--- PASSAGE TO READ Enclosed Below ---

Aristotelis Kollaras

Personal information
- Date of birth: 31 December 1995 (age 30)
- Place of birth: Kavala, Greece
- Height: 1.80 m (5 ft 11 in)
- Position: Left-back

Team information
- Current team: Panthrakikos
- Number: 12

Youth career
- 2013–2015: Skoda Xanthi

Senior career*
- Years: Team / Apps / (Gls)
- 2014–2017: Skoda Xanthi / 1 / (0)
- 2015–2016: → Panargiakos (loan) / 22 / (0)
- 2017–2018: Panargiakos / 9 / (0)
- 2018–2019: Aittitos Spata / 24 / (1)
- 2019–2020: Ionikos / 15 / (0)
- 2020–2021: Kavala / 14 / (0)
- 2021–2022: Almopos Aridea / 38 / (1)
- 2023: Veria / 13 / (0)
- 2023–2024: Aiolikos / 21 / (1)
- 2024–2025: Kampaniakos / 20 / (0)
- 2025–2026: Kavala / 21 / (0)
- 2026–: Panthrakikos / 0 / (0)

= Aristotelis Kollaras =

Greek footballer (born 1995)

Aristotelis Kollaras (Αριστοτέλης Κολλαράς; born 31 December 1995) is a Greek professional footballer who plays as a left-back for Super League 2 club Panthrakikos.

--- End of Enclosed PASSAGE TO READ ---

TASK PROMPT:
According to the footballer profile, what position does Aristotelis Kollaras play?

--- RECORDS SUPPLIED Enclosed Below ---

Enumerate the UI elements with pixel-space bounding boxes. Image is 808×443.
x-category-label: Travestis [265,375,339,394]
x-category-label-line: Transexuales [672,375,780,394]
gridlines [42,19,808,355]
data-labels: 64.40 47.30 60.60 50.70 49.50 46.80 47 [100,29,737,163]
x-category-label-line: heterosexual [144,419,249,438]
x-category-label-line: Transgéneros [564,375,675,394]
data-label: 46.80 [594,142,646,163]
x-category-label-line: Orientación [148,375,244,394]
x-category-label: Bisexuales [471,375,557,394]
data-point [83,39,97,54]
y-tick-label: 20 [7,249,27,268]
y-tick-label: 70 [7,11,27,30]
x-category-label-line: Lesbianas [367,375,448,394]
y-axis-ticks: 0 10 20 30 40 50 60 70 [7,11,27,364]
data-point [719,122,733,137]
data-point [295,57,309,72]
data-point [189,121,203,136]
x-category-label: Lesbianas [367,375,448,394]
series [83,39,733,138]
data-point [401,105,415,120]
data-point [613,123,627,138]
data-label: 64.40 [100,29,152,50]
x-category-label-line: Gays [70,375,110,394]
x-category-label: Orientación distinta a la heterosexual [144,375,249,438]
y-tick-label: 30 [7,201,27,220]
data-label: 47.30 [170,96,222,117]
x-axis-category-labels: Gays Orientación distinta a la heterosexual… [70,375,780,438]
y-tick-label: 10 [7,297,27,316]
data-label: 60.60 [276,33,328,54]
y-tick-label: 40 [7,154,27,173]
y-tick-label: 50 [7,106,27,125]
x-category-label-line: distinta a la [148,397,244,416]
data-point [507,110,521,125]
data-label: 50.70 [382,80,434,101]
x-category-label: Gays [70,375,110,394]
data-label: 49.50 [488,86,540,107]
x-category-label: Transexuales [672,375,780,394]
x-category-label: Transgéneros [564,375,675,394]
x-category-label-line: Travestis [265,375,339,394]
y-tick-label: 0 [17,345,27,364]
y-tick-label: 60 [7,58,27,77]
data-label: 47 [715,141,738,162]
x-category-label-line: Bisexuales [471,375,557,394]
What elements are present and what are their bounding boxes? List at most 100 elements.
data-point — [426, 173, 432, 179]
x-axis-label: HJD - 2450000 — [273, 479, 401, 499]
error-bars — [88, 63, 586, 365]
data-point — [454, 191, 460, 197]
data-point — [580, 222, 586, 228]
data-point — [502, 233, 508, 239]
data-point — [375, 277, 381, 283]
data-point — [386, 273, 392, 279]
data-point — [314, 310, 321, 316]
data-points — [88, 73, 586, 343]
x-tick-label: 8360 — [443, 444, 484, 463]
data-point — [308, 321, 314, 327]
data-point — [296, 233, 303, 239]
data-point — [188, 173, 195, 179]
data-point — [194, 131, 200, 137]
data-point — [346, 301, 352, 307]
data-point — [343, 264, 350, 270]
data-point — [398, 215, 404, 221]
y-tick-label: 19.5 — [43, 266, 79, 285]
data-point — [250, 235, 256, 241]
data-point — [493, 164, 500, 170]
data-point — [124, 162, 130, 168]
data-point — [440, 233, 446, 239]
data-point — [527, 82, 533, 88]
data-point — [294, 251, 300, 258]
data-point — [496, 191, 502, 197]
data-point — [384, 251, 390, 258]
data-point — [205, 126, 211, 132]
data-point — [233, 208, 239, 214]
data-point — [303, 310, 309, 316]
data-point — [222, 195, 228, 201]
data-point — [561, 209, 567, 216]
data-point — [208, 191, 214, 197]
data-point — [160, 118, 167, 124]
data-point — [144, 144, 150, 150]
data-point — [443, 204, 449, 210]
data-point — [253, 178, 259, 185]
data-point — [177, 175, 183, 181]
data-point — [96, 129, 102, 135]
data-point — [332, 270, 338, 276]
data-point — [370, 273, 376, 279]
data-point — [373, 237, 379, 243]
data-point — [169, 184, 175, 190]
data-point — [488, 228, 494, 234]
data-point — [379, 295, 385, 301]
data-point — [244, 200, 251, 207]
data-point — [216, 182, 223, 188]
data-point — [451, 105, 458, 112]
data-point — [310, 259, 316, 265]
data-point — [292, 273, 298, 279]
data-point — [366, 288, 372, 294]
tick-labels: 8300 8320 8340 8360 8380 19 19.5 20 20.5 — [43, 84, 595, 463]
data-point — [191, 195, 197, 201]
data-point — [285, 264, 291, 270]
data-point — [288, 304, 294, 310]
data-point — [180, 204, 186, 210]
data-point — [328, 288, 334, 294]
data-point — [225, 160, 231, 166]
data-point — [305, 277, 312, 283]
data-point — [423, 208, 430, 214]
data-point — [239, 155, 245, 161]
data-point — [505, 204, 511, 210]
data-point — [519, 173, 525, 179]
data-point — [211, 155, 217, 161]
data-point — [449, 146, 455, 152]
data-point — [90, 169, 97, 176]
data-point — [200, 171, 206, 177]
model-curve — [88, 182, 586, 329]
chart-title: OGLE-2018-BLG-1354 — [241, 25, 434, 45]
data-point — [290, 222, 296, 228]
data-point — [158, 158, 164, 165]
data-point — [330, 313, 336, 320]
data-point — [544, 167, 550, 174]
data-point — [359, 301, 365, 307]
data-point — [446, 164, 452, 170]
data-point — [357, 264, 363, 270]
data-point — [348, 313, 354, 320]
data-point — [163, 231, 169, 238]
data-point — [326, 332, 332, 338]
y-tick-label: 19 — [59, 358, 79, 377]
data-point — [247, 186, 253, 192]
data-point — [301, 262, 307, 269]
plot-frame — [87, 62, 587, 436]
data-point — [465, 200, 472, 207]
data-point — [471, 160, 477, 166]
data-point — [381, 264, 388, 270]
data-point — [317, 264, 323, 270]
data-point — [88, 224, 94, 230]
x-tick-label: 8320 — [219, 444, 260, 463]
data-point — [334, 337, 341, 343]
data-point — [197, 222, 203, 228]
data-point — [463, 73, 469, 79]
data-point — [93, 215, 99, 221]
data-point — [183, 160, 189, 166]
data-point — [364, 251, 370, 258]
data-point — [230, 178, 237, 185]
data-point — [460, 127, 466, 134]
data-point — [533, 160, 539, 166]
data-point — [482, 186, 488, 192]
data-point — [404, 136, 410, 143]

--- End of Enclosed RECORDS SUPPLIED ---

RESPONSE:
Left-back.